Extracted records
>> BEGIN
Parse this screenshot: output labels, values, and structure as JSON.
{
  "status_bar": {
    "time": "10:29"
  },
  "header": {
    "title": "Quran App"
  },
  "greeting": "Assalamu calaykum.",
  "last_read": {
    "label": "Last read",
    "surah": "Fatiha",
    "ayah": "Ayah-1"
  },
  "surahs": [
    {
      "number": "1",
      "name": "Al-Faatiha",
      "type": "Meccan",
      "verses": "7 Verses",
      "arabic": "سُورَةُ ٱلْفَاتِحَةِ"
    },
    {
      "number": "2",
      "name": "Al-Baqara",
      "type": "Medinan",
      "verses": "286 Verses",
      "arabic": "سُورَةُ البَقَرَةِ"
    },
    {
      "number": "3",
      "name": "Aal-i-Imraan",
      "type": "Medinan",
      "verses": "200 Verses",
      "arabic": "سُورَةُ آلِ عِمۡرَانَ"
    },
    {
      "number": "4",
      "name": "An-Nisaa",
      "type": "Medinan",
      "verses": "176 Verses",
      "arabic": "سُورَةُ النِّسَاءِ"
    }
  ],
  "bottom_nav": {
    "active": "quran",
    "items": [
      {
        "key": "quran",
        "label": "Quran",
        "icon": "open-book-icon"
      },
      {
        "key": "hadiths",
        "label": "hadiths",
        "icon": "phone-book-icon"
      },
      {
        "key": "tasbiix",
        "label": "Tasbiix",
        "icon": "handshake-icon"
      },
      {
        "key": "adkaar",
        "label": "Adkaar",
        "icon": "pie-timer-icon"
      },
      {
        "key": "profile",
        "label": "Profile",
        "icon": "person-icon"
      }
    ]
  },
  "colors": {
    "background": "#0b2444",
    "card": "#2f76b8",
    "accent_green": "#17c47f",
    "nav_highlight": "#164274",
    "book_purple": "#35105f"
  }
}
>> END
Write out every line from the records above, word for word.

▶ **ANSWER FOR THIS EXERCISE**
Parse this screenshot: output labels, values, and structure as JSON.
{
  "status_bar": {
    "time": "10:29"
  },
  "header": {
    "title": "Quran App"
  },
  "greeting": "Assalamu calaykum.",
  "last_read": {
    "label": "Last read",
    "surah": "Fatiha",
    "ayah": "Ayah-1"
  },
  "surahs": [
    {
      "number": "1",
      "name": "Al-Faatiha",
      "type": "Meccan",
      "verses": "7 Verses",
      "arabic": "سُورَةُ ٱلْفَاتِحَةِ"
    },
    {
      "number": "2",
      "name": "Al-Baqara",
      "type": "Medinan",
      "verses": "286 Verses",
      "arabic": "سُورَةُ البَقَرَةِ"
    },
    {
      "number": "3",
      "name": "Aal-i-Imraan",
      "type": "Medinan",
      "verses": "200 Verses",
      "arabic": "سُورَةُ آلِ عِمۡرَانَ"
    },
    {
      "number": "4",
      "name": "An-Nisaa",
      "type": "Medinan",
      "verses": "176 Verses",
      "arabic": "سُورَةُ النِّسَاءِ"
    }
  ],
  "bottom_nav": {
    "active": "quran",
    "items": [
      {
        "key": "quran",
        "label": "Quran",
        "icon": "open-book-icon"
      },
      {
        "key": "hadiths",
        "label": "hadiths",
        "icon": "phone-book-icon"
      },
      {
        "key": "tasbiix",
        "label": "Tasbiix",
        "icon": "handshake-icon"
      },
      {
        "key": "adkaar",
        "label": "Adkaar",
        "icon": "pie-timer-icon"
      },
      {
        "key": "profile",
        "label": "Profile",
        "icon": "person-icon"
      }
    ]
  },
  "colors": {
    "background": "#0b2444",
    "card": "#2f76b8",
    "accent_green": "#17c47f",
    "nav_highlight": "#164274",
    "book_purple": "#35105f"
  }
}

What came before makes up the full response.